Saved data entries
***
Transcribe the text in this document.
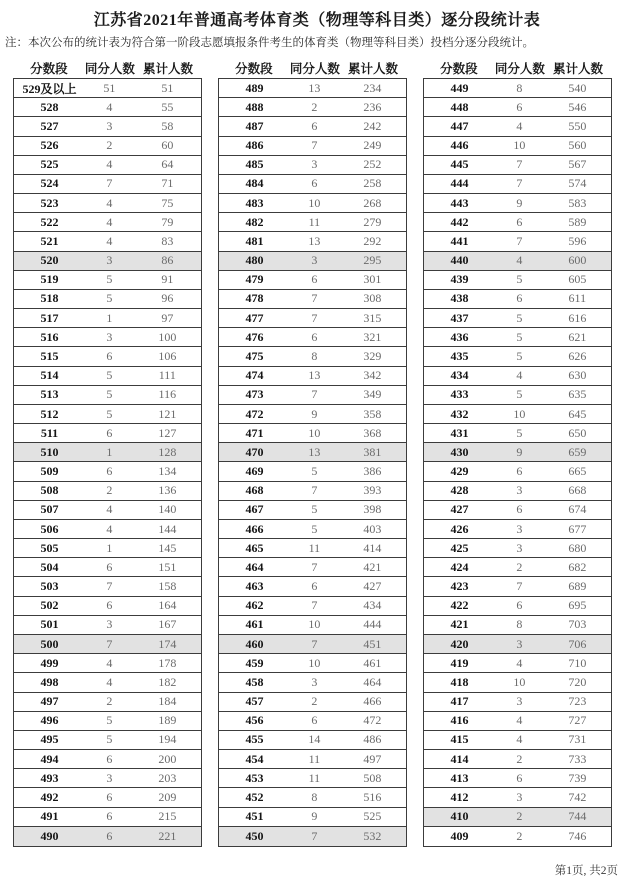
江苏省2021年普通高考体育类（物理等科目类）逐分段统计表
注：本次公布的统计表为符合第一阶段志愿填报条件考生的体育类（物理等科目类）投档分逐分段统计。
分数段	同分人数 累计人数
529及以上	51	51
528	4	55
527	3	58
526	2	60
525	4	64
524	7	71
523	4	75
522	4	79
521	4	83
520	3	86
519	5	91
518	5	96
517	1	97
516	3	100
515	6	106
514	5	111
513	5	116
512	5	121
511	6	127
510	1	128
509	6	134
508	2	136
507	4	140
506	4	144
505	1	145
504	6	151
503	7	158
502	6	164
501	3	167
500	7	174
499	4	178
498	4	182
497	2	184
496	5	189
495	5	194
494	6	200
493	3	203
492	6	209
491	6	215
490	6	221
分数段	同分人数 累计人数
489	13	234
488	2	236
487	6	242
486	7	249
485	3	252
484	6	258
483	10	268
482	11	279
481	13	292
480	3	295
479	6	301
478	7	308
477	7	315
476	6	321
475	8	329
474	13	342
473	7	349
472	9	358
471	10	368
470	13	381
469	5	386
468	7	393
467	5	398
466	5	403
465	11	414
464	7	421
463	6	427
462	7	434
461	10	444
460	7	451
459	10	461
458	3	464
457	2	466
456	6	472
455	14	486
454	11	497
453	11	508
452	8	516
451	9	525
450	7	532
分数段	同分人数 累计人数
449	8	540
448	6	546
447	4	550
446	10	560
445	7	567
444	7	574
443	9	583
442	6	589
441	7	596
440	4	600
439	5	605
438	6	611
437	5	616
436	5	621
435	5	626
434	4	630
433	5	635
432	10	645
431	5	650
430	9	659
429	6	665
428	3	668
427	6	674
426	3	677
425	3	680
424	2	682
423	7	689
422	6	695
421	8	703
420	3	706
419	4	710
418	10	720
417	3	723
416	4	727
415	4	731
414	2	733
413	6	739
412	3	742
410	2	744
409	2	746
第1页, 共2页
***
### EXERCISE DETAILS:
Identify each line in the records above containing the word "物理等科目类"; copy those lines.

### TASK ANSWER:
江苏省2021年普通高考体育类（物理等科目类）逐分段统计表
注：本次公布的统计表为符合第一阶段志愿填报条件考生的体育类（物理等科目类）投档分逐分段统计。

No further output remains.